=== Work instructions ===
Return every line of the data below that includes the string "listed".

=== Recorded data ===
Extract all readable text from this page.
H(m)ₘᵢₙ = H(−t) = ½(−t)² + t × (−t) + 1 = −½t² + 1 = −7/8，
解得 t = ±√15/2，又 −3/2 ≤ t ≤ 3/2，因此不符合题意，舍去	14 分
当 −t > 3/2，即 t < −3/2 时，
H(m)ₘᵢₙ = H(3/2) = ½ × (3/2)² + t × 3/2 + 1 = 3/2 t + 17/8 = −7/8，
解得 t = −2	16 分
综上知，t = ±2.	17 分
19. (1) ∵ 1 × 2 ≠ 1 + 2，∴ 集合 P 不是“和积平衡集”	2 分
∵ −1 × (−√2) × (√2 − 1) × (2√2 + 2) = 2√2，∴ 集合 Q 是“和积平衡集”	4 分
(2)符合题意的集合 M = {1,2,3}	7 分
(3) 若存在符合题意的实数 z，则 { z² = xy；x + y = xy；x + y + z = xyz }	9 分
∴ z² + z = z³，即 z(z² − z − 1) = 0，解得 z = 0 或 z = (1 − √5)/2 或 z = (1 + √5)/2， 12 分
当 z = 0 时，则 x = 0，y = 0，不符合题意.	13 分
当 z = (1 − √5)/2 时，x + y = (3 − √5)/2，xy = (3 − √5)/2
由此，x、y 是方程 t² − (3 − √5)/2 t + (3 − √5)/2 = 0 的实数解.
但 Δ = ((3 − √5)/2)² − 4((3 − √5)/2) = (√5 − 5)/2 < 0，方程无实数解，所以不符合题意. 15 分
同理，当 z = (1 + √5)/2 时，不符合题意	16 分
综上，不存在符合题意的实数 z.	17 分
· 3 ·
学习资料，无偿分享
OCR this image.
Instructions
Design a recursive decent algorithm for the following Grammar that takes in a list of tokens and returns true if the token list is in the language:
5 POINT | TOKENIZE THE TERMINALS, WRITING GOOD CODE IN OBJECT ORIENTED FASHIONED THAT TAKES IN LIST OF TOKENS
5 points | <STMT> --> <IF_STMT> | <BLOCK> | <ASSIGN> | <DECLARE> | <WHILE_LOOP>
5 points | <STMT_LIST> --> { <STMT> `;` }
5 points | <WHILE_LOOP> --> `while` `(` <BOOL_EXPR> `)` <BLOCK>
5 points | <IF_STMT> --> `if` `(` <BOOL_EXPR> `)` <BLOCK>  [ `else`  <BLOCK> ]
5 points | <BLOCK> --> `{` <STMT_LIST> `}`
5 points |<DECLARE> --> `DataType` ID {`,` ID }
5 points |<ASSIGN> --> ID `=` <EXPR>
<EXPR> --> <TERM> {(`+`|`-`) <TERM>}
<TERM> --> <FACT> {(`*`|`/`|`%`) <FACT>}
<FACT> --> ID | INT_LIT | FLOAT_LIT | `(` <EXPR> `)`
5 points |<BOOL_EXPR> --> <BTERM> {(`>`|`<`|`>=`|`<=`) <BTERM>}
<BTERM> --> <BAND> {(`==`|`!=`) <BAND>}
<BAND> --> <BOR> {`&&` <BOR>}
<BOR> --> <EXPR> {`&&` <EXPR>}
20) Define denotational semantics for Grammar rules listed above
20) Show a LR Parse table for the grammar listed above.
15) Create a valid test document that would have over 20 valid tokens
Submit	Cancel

=== Result ===
20) Define denotational semantics for Grammar rules listed above
20) Show a LR Parse table for the grammar listed above.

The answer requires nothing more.